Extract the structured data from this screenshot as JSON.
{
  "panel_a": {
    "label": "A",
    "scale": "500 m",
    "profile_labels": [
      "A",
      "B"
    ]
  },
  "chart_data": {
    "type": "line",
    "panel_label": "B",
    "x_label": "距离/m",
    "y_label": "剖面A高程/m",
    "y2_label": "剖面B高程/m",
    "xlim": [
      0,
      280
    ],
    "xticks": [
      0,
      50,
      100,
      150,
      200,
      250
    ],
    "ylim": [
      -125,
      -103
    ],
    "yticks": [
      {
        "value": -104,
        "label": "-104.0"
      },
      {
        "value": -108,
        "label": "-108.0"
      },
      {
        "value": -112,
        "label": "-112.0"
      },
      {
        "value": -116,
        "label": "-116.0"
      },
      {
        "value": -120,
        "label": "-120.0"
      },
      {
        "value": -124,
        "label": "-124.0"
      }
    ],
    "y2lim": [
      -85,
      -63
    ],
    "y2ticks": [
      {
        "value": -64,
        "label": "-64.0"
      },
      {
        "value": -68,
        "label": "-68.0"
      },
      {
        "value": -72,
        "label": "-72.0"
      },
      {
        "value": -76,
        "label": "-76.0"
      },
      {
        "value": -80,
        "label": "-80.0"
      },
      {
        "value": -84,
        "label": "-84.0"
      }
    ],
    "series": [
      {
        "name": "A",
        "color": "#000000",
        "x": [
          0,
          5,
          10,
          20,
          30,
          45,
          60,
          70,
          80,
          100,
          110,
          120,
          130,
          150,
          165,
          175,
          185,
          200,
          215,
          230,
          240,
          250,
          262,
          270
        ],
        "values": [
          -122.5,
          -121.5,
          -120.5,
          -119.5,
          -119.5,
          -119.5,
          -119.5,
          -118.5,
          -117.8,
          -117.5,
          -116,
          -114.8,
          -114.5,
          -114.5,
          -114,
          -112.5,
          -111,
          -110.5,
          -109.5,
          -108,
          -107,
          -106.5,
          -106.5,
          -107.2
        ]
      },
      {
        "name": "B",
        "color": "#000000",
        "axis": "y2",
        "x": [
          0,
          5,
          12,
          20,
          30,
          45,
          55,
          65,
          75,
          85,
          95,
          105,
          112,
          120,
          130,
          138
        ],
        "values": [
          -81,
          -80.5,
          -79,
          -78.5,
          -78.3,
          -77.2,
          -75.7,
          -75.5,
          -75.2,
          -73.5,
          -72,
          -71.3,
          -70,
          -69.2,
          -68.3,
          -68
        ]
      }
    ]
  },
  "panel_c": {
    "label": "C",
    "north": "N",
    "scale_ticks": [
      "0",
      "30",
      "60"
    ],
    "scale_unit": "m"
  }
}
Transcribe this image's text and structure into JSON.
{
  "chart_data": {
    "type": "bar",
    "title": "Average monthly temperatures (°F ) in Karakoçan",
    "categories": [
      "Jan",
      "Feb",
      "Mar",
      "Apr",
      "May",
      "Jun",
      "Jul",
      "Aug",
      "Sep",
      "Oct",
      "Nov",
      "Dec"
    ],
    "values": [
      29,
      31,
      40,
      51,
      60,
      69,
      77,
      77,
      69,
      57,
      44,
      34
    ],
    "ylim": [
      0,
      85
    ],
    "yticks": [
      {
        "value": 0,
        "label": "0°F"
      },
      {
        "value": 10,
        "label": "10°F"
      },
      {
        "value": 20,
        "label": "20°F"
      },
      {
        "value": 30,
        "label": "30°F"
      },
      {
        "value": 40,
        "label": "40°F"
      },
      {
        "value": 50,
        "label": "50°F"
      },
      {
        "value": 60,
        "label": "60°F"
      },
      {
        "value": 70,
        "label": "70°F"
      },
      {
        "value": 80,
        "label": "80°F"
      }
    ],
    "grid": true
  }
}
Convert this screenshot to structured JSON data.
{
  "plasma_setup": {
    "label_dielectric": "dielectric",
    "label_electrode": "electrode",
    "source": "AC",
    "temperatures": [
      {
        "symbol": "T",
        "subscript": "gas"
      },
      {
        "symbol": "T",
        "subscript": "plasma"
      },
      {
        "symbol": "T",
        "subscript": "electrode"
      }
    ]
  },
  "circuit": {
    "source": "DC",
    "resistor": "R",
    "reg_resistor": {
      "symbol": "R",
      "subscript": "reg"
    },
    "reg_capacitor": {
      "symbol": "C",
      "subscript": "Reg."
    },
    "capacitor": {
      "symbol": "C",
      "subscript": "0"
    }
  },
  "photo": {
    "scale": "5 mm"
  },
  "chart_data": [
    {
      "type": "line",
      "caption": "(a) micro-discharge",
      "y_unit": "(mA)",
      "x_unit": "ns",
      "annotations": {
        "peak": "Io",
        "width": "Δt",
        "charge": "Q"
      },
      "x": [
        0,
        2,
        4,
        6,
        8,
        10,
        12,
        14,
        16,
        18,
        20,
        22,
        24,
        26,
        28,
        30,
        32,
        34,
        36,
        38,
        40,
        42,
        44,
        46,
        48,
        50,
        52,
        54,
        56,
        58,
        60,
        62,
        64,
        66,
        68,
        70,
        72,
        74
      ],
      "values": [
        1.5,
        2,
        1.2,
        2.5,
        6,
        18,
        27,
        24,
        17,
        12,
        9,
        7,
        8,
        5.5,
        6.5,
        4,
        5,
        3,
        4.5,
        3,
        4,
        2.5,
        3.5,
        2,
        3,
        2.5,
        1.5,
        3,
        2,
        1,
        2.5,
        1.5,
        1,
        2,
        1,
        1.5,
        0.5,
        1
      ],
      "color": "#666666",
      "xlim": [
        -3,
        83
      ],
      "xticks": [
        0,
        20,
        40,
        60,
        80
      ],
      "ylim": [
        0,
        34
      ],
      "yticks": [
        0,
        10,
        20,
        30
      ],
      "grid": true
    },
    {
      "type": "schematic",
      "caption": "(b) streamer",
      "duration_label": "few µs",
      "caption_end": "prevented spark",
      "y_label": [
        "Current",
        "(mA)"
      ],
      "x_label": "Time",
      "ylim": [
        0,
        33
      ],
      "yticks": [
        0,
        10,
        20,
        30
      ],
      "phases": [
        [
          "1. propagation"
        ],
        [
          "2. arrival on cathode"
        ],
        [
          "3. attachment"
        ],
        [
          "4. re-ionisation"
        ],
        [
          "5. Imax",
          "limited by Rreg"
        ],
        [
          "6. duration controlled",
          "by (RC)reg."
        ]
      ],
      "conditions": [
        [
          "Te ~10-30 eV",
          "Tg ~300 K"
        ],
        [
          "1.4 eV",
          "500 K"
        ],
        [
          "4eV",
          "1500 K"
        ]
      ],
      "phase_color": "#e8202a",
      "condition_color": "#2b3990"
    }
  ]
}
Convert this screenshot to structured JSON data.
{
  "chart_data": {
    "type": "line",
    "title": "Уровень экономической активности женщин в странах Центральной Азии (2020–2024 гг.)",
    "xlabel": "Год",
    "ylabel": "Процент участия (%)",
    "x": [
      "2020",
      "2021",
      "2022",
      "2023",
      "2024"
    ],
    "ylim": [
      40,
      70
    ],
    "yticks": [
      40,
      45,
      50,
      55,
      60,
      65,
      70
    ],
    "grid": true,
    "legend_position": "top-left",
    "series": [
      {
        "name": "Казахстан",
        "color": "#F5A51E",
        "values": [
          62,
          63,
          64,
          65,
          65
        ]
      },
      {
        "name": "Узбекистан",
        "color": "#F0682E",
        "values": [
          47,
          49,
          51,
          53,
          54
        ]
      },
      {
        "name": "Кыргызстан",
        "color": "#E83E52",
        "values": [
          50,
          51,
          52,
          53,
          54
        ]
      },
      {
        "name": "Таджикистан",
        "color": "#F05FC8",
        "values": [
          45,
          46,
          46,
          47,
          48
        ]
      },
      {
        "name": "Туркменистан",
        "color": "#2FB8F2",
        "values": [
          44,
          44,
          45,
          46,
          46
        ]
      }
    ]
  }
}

....................

» **WHAT IS ASKED**: Take the lines above and retype all of them exactly.

» **COMPLETE RESPONSE**:
Extract the structured data from this screenshot as JSON.
{
  "panel_a": {
    "label": "A",
    "scale": "500 m",
    "profile_labels": [
      "A",
      "B"
    ]
  },
  "chart_data": {
    "type": "line",
    "panel_label": "B",
    "x_label": "距离/m",
    "y_label": "剖面A高程/m",
    "y2_label": "剖面B高程/m",
    "xlim": [
      0,
      280
    ],
    "xticks": [
      0,
      50,
      100,
      150,
      200,
      250
    ],
    "ylim": [
      -125,
      -103
    ],
    "yticks": [
      {
        "value": -104,
        "label": "-104.0"
      },
      {
        "value": -108,
        "label": "-108.0"
      },
      {
        "value": -112,
        "label": "-112.0"
      },
      {
        "value": -116,
        "label": "-116.0"
      },
      {
        "value": -120,
        "label": "-120.0"
      },
      {
        "value": -124,
        "label": "-124.0"
      }
    ],
    "y2lim": [
      -85,
      -63
    ],
    "y2ticks": [
      {
        "value": -64,
        "label": "-64.0"
      },
      {
        "value": -68,
        "label": "-68.0"
      },
      {
        "value": -72,
        "label": "-72.0"
      },
      {
        "value": -76,
        "label": "-76.0"
      },
      {
        "value": -80,
        "label": "-80.0"
      },
      {
        "value": -84,
        "label": "-84.0"
      }
    ],
    "series": [
      {
        "name": "A",
        "color": "#000000",
        "x": [
          0,
          5,
          10,
          20,
          30,
          45,
          60,
          70,
          80,
          100,
          110,
          120,
          130,
          150,
          165,
          175,
          185,
          200,
          215,
          230,
          240,
          250,
          262,
          270
        ],
        "values": [
          -122.5,
          -121.5,
          -120.5,
          -119.5,
          -119.5,
          -119.5,
          -119.5,
          -118.5,
          -117.8,
          -117.5,
          -116,
          -114.8,
          -114.5,
          -114.5,
          -114,
          -112.5,
          -111,
          -110.5,
          -109.5,
          -108,
          -107,
          -106.5,
          -106.5,
          -107.2
        ]
      },
      {
        "name": "B",
        "color": "#000000",
        "axis": "y2",
        "x": [
          0,
          5,
          12,
          20,
          30,
          45,
          55,
          65,
          75,
          85,
          95,
          105,
          112,
          120,
          130,
          138
        ],
        "values": [
          -81,
          -80.5,
          -79,
          -78.5,
          -78.3,
          -77.2,
          -75.7,
          -75.5,
          -75.2,
          -73.5,
          -72,
          -71.3,
          -70,
          -69.2,
          -68.3,
          -68
        ]
      }
    ]
  },
  "panel_c": {
    "label": "C",
    "north": "N",
    "scale_ticks": [
      "0",
      "30",
      "60"
    ],
    "scale_unit": "m"
  }
}
Transcribe this image's text and structure into JSON.
{
  "chart_data": {
    "type": "bar",
    "title": "Average monthly temperatures (°F ) in Karakoçan",
    "categories": [
      "Jan",
      "Feb",
      "Mar",
      "Apr",
      "May",
      "Jun",
      "Jul",
      "Aug",
      "Sep",
      "Oct",
      "Nov",
      "Dec"
    ],
    "values": [
      29,
      31,
      40,
      51,
      60,
      69,
      77,
      77,
      69,
      57,
      44,
      34
    ],
    "ylim": [
      0,
      85
    ],
    "yticks": [
      {
        "value": 0,
        "label": "0°F"
      },
      {
        "value": 10,
        "label": "10°F"
      },
      {
        "value": 20,
        "label": "20°F"
      },
      {
        "value": 30,
        "label": "30°F"
      },
      {
        "value": 40,
        "label": "40°F"
      },
      {
        "value": 50,
        "label": "50°F"
      },
      {
        "value": 60,
        "label": "60°F"
      },
      {
        "value": 70,
        "label": "70°F"
      },
      {
        "value": 80,
        "label": "80°F"
      }
    ],
    "grid": true
  }
}
Convert this screenshot to structured JSON data.
{
  "plasma_setup": {
    "label_dielectric": "dielectric",
    "label_electrode": "electrode",
    "source": "AC",
    "temperatures": [
      {
        "symbol": "T",
        "subscript": "gas"
      },
      {
        "symbol": "T",
        "subscript": "plasma"
      },
      {
        "symbol": "T",
        "subscript": "electrode"
      }
    ]
  },
  "circuit": {
    "source": "DC",
    "resistor": "R",
    "reg_resistor": {
      "symbol": "R",
      "subscript": "reg"
    },
    "reg_capacitor": {
      "symbol": "C",
      "subscript": "Reg."
    },
    "capacitor": {
      "symbol": "C",
      "subscript": "0"
    }
  },
  "photo": {
    "scale": "5 mm"
  },
  "chart_data": [
    {
      "type": "line",
      "caption": "(a) micro-discharge",
      "y_unit": "(mA)",
      "x_unit": "ns",
      "annotations": {
        "peak": "Io",
        "width": "Δt",
        "charge": "Q"
      },
      "x": [
        0,
        2,
        4,
        6,
        8,
        10,
        12,
        14,
        16,
        18,
        20,
        22,
        24,
        26,
        28,
        30,
        32,
        34,
        36,
        38,
        40,
        42,
        44,
        46,
        48,
        50,
        52,
        54,
        56,
        58,
        60,
        62,
        64,
        66,
        68,
        70,
        72,
        74
      ],
      "values": [
        1.5,
        2,
        1.2,
        2.5,
        6,
        18,
        27,
        24,
        17,
        12,
        9,
        7,
        8,
        5.5,
        6.5,
        4,
        5,
        3,
        4.5,
        3,
        4,
        2.5,
        3.5,
        2,
        3,
        2.5,
        1.5,
        3,
        2,
        1,
        2.5,
        1.5,
        1,
        2,
        1,
        1.5,
        0.5,
        1
      ],
      "color": "#666666",
      "xlim": [
        -3,
        83
      ],
      "xticks": [
        0,
        20,
        40,
        60,
        80
      ],
      "ylim": [
        0,
        34
      ],
      "yticks": [
        0,
        10,
        20,
        30
      ],
      "grid": true
    },
    {
      "type": "schematic",
      "caption": "(b) streamer",
      "duration_label": "few µs",
      "caption_end": "prevented spark",
      "y_label": [
        "Current",
        "(mA)"
      ],
      "x_label": "Time",
      "ylim": [
        0,
        33
      ],
      "yticks": [
        0,
        10,
        20,
        30
      ],
      "phases": [
        [
          "1. propagation"
        ],
        [
          "2. arrival on cathode"
        ],
        [
          "3. attachment"
        ],
        [
          "4. re-ionisation"
        ],
        [
          "5. Imax",
          "limited by Rreg"
        ],
        [
          "6. duration controlled",
          "by (RC)reg."
        ]
      ],
      "conditions": [
        [
          "Te ~10-30 eV",
          "Tg ~300 K"
        ],
        [
          "1.4 eV",
          "500 K"
        ],
        [
          "4eV",
          "1500 K"
        ]
      ],
      "phase_color": "#e8202a",
      "condition_color": "#2b3990"
    }
  ]
}
Convert this screenshot to structured JSON data.
{
  "chart_data": {
    "type": "line",
    "title": "Уровень экономической активности женщин в странах Центральной Азии (2020–2024 гг.)",
    "xlabel": "Год",
    "ylabel": "Процент участия (%)",
    "x": [
      "2020",
      "2021",
      "2022",
      "2023",
      "2024"
    ],
    "ylim": [
      40,
      70
    ],
    "yticks": [
      40,
      45,
      50,
      55,
      60,
      65,
      70
    ],
    "grid": true,
    "legend_position": "top-left",
    "series": [
      {
        "name": "Казахстан",
        "color": "#F5A51E",
        "values": [
          62,
          63,
          64,
          65,
          65
        ]
      },
      {
        "name": "Узбекистан",
        "color": "#F0682E",
        "values": [
          47,
          49,
          51,
          53,
          54
        ]
      },
      {
        "name": "Кыргызстан",
        "color": "#E83E52",
        "values": [
          50,
          51,
          52,
          53,
          54
        ]
      },
      {
        "name": "Таджикистан",
        "color": "#F05FC8",
        "values": [
          45,
          46,
          46,
          47,
          48
        ]
      },
      {
        "name": "Туркменистан",
        "color": "#2FB8F2",
        "values": [
          44,
          44,
          45,
          46,
          46
        ]
      }
    ]
  }
}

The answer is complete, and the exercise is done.